• [SUPPLIED RECORDS]
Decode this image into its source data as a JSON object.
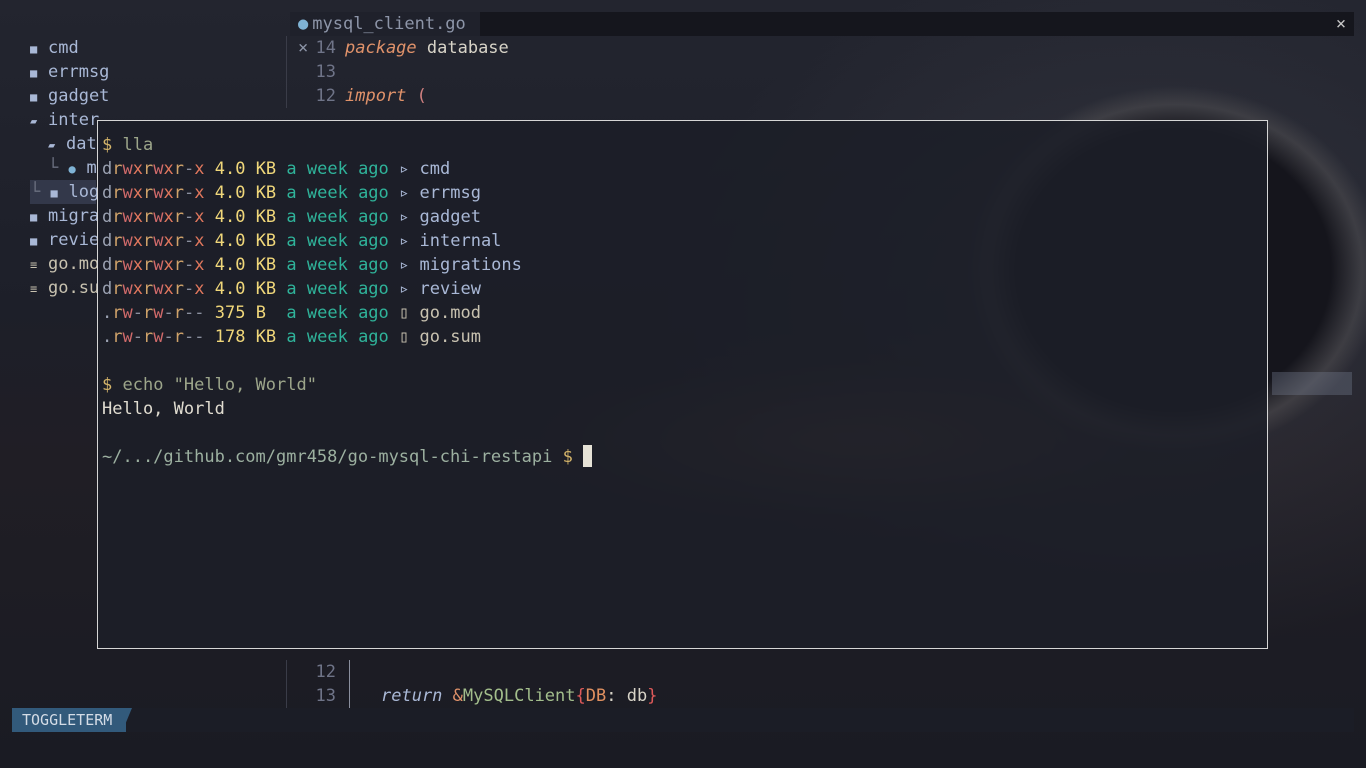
{
  "sidebar": {
    "items": [
      {
        "label": "cmd",
        "icon": "folder-closed-icon"
      },
      {
        "label": "errmsg",
        "icon": "folder-closed-icon"
      },
      {
        "label": "gadget",
        "icon": "folder-closed-icon"
      },
      {
        "label": "inter",
        "icon": "folder-open-icon"
      },
      {
        "label": "dat",
        "icon": "folder-open-icon"
      },
      {
        "label": "m",
        "icon": "go-file-icon"
      },
      {
        "label": "log",
        "icon": "folder-closed-icon"
      },
      {
        "label": "migra",
        "icon": "folder-closed-icon"
      },
      {
        "label": "revie",
        "icon": "folder-closed-icon"
      },
      {
        "label": "go.mo",
        "icon": "text-file-icon"
      },
      {
        "label": "go.su",
        "icon": "text-file-icon"
      }
    ]
  },
  "tab": {
    "filename": "mysql_client.go",
    "close_glyph": "×"
  },
  "window": {
    "close_glyph": "×"
  },
  "editor_top": [
    {
      "num": "14",
      "keyword": "package",
      "text": " database"
    },
    {
      "num": "13",
      "keyword": "",
      "text": ""
    },
    {
      "num": "12",
      "keyword": "import",
      "text": " ("
    }
  ],
  "editor_bottom": [
    {
      "num": "12",
      "text": ""
    },
    {
      "num": "13",
      "keyword": "return",
      "amp": "&",
      "type": "MySQLClient",
      "open": "{",
      "field": "DB",
      "colon": ": ",
      "value": "db",
      "close": "}"
    }
  ],
  "terminal": {
    "prompt": "$",
    "cmd1": "lla",
    "listing": [
      {
        "perm_d": "d",
        "r1": "r",
        "w1": "w",
        "x1": "x",
        "r2": "r",
        "w2": "w",
        "x2": "x",
        "r3": "r",
        "d3": "-",
        "x3": "x",
        "size": "4.0 KB",
        "time": "a week ago",
        "icon": "▹",
        "name": "cmd"
      },
      {
        "perm_d": "d",
        "r1": "r",
        "w1": "w",
        "x1": "x",
        "r2": "r",
        "w2": "w",
        "x2": "x",
        "r3": "r",
        "d3": "-",
        "x3": "x",
        "size": "4.0 KB",
        "time": "a week ago",
        "icon": "▹",
        "name": "errmsg"
      },
      {
        "perm_d": "d",
        "r1": "r",
        "w1": "w",
        "x1": "x",
        "r2": "r",
        "w2": "w",
        "x2": "x",
        "r3": "r",
        "d3": "-",
        "x3": "x",
        "size": "4.0 KB",
        "time": "a week ago",
        "icon": "▹",
        "name": "gadget"
      },
      {
        "perm_d": "d",
        "r1": "r",
        "w1": "w",
        "x1": "x",
        "r2": "r",
        "w2": "w",
        "x2": "x",
        "r3": "r",
        "d3": "-",
        "x3": "x",
        "size": "4.0 KB",
        "time": "a week ago",
        "icon": "▹",
        "name": "internal"
      },
      {
        "perm_d": "d",
        "r1": "r",
        "w1": "w",
        "x1": "x",
        "r2": "r",
        "w2": "w",
        "x2": "x",
        "r3": "r",
        "d3": "-",
        "x3": "x",
        "size": "4.0 KB",
        "time": "a week ago",
        "icon": "▹",
        "name": "migrations"
      },
      {
        "perm_d": "d",
        "r1": "r",
        "w1": "w",
        "x1": "x",
        "r2": "r",
        "w2": "w",
        "x2": "x",
        "r3": "r",
        "d3": "-",
        "x3": "x",
        "size": "4.0 KB",
        "time": "a week ago",
        "icon": "▹",
        "name": "review"
      },
      {
        "perm_d": ".",
        "r1": "r",
        "w1": "w",
        "x1": "-",
        "r2": "r",
        "w2": "w",
        "x2": "-",
        "r3": "r",
        "d3": "-",
        "x3": "-",
        "size": "375 B ",
        "time": "a week ago",
        "icon": "▯",
        "name": "go.mod"
      },
      {
        "perm_d": ".",
        "r1": "r",
        "w1": "w",
        "x1": "-",
        "r2": "r",
        "w2": "w",
        "x2": "-",
        "r3": "r",
        "d3": "-",
        "x3": "-",
        "size": "178 KB",
        "time": "a week ago",
        "icon": "▯",
        "name": "go.sum"
      }
    ],
    "cmd2": "echo \"Hello, World\"",
    "output": "Hello, World",
    "cwd": "~/.../github.com/gmr458/go-mysql-chi-restapi"
  },
  "statusbar": {
    "mode": "TOGGLETERM"
  },
  "colors": {
    "accent": "#325a7b",
    "keyword": "#e0926a",
    "type": "#a3be8c"
  }
}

• [WHAT THIS TASK INVOLVES]
Output all the records, word for word, with no pictures in the copy.

• [TASK ANSWER]
Decode this image into its source data as a JSON object.
{
  "sidebar": {
    "items": [
      {
        "label": "cmd",
        "icon": "folder-closed-icon"
      },
      {
        "label": "errmsg",
        "icon": "folder-closed-icon"
      },
      {
        "label": "gadget",
        "icon": "folder-closed-icon"
      },
      {
        "label": "inter",
        "icon": "folder-open-icon"
      },
      {
        "label": "dat",
        "icon": "folder-open-icon"
      },
      {
        "label": "m",
        "icon": "go-file-icon"
      },
      {
        "label": "log",
        "icon": "folder-closed-icon"
      },
      {
        "label": "migra",
        "icon": "folder-closed-icon"
      },
      {
        "label": "revie",
        "icon": "folder-closed-icon"
      },
      {
        "label": "go.mo",
        "icon": "text-file-icon"
      },
      {
        "label": "go.su",
        "icon": "text-file-icon"
      }
    ]
  },
  "tab": {
    "filename": "mysql_client.go",
    "close_glyph": "×"
  },
  "window": {
    "close_glyph": "×"
  },
  "editor_top": [
    {
      "num": "14",
      "keyword": "package",
      "text": " database"
    },
    {
      "num": "13",
      "keyword": "",
      "text": ""
    },
    {
      "num": "12",
      "keyword": "import",
      "text": " ("
    }
  ],
  "editor_bottom": [
    {
      "num": "12",
      "text": ""
    },
    {
      "num": "13",
      "keyword": "return",
      "amp": "&",
      "type": "MySQLClient",
      "open": "{",
      "field": "DB",
      "colon": ": ",
      "value": "db",
      "close": "}"
    }
  ],
  "terminal": {
    "prompt": "$",
    "cmd1": "lla",
    "listing": [
      {
        "perm_d": "d",
        "r1": "r",
        "w1": "w",
        "x1": "x",
        "r2": "r",
        "w2": "w",
        "x2": "x",
        "r3": "r",
        "d3": "-",
        "x3": "x",
        "size": "4.0 KB",
        "time": "a week ago",
        "icon": "▹",
        "name": "cmd"
      },
      {
        "perm_d": "d",
        "r1": "r",
        "w1": "w",
        "x1": "x",
        "r2": "r",
        "w2": "w",
        "x2": "x",
        "r3": "r",
        "d3": "-",
        "x3": "x",
        "size": "4.0 KB",
        "time": "a week ago",
        "icon": "▹",
        "name": "errmsg"
      },
      {
        "perm_d": "d",
        "r1": "r",
        "w1": "w",
        "x1": "x",
        "r2": "r",
        "w2": "w",
        "x2": "x",
        "r3": "r",
        "d3": "-",
        "x3": "x",
        "size": "4.0 KB",
        "time": "a week ago",
        "icon": "▹",
        "name": "gadget"
      },
      {
        "perm_d": "d",
        "r1": "r",
        "w1": "w",
        "x1": "x",
        "r2": "r",
        "w2": "w",
        "x2": "x",
        "r3": "r",
        "d3": "-",
        "x3": "x",
        "size": "4.0 KB",
        "time": "a week ago",
        "icon": "▹",
        "name": "internal"
      },
      {
        "perm_d": "d",
        "r1": "r",
        "w1": "w",
        "x1": "x",
        "r2": "r",
        "w2": "w",
        "x2": "x",
        "r3": "r",
        "d3": "-",
        "x3": "x",
        "size": "4.0 KB",
        "time": "a week ago",
        "icon": "▹",
        "name": "migrations"
      },
      {
        "perm_d": "d",
        "r1": "r",
        "w1": "w",
        "x1": "x",
        "r2": "r",
        "w2": "w",
        "x2": "x",
        "r3": "r",
        "d3": "-",
        "x3": "x",
        "size": "4.0 KB",
        "time": "a week ago",
        "icon": "▹",
        "name": "review"
      },
      {
        "perm_d": ".",
        "r1": "r",
        "w1": "w",
        "x1": "-",
        "r2": "r",
        "w2": "w",
        "x2": "-",
        "r3": "r",
        "d3": "-",
        "x3": "-",
        "size": "375 B ",
        "time": "a week ago",
        "icon": "▯",
        "name": "go.mod"
      },
      {
        "perm_d": ".",
        "r1": "r",
        "w1": "w",
        "x1": "-",
        "r2": "r",
        "w2": "w",
        "x2": "-",
        "r3": "r",
        "d3": "-",
        "x3": "-",
        "size": "178 KB",
        "time": "a week ago",
        "icon": "▯",
        "name": "go.sum"
      }
    ],
    "cmd2": "echo \"Hello, World\"",
    "output": "Hello, World",
    "cwd": "~/.../github.com/gmr458/go-mysql-chi-restapi"
  },
  "statusbar": {
    "mode": "TOGGLETERM"
  },
  "colors": {
    "accent": "#325a7b",
    "keyword": "#e0926a",
    "type": "#a3be8c"
  }
}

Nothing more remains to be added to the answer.